==== Exercise inputs ====

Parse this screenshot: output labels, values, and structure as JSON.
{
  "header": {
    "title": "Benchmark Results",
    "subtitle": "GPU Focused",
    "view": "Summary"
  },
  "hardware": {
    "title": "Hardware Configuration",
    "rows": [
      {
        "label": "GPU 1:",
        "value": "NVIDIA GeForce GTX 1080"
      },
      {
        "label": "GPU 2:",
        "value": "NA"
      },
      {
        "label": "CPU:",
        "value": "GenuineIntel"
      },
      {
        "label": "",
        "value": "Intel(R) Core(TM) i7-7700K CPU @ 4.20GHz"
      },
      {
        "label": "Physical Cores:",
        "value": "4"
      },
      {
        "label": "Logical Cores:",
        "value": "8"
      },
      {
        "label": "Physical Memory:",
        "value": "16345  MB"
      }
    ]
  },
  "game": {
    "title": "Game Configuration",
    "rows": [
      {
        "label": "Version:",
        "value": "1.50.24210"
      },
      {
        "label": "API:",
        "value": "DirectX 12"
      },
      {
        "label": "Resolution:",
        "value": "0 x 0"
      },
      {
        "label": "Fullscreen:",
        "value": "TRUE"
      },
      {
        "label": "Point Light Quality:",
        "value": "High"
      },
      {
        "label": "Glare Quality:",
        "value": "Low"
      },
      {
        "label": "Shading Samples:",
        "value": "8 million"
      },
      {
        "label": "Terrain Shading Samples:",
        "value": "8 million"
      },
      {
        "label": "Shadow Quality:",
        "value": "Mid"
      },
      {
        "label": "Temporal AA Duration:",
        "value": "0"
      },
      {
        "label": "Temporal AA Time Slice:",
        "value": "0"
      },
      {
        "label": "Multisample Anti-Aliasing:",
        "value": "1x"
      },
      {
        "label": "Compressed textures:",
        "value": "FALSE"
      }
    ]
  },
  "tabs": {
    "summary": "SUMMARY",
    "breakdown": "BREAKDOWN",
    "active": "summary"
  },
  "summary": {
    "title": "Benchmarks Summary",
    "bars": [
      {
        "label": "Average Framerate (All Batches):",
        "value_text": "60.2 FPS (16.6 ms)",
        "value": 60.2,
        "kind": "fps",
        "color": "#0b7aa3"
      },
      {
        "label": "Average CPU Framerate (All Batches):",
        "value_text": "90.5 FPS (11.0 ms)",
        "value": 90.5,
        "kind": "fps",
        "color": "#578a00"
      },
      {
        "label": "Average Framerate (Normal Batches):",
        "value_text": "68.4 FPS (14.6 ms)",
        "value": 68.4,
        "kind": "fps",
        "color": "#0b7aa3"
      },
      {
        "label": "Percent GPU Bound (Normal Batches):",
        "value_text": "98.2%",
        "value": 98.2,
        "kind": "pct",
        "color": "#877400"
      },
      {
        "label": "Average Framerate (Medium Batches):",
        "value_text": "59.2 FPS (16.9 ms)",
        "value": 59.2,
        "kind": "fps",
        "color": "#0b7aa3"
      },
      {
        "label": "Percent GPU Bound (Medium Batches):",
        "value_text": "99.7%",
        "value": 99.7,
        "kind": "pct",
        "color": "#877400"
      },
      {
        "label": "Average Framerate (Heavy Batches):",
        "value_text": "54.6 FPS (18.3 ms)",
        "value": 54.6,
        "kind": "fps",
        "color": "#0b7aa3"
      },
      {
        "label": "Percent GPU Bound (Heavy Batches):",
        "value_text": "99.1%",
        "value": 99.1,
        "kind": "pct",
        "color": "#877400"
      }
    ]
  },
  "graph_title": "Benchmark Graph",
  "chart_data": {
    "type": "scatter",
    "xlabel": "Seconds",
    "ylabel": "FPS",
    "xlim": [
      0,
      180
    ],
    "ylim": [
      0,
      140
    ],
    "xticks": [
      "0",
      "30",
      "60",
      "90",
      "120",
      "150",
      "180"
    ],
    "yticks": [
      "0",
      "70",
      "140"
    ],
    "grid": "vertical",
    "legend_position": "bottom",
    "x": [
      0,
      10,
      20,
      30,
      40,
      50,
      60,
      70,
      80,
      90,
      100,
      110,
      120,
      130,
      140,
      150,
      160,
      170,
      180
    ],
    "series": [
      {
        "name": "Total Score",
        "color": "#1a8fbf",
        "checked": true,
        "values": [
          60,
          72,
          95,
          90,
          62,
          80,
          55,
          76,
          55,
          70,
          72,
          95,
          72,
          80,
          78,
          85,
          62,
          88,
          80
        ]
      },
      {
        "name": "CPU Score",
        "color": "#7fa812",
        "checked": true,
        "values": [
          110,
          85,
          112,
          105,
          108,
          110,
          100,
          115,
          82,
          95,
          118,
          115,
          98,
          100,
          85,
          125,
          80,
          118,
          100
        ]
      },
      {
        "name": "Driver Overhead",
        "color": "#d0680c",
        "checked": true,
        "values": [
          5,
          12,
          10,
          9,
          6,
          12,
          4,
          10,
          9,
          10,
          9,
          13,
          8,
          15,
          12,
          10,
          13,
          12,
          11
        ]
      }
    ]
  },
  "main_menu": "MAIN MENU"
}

====

→ Exercise objective
Gather from the data above every line with the string "name".

→ Task answer
        "name": "Total Score",
        "name": "CPU Score",
        "name": "Driver Overhead",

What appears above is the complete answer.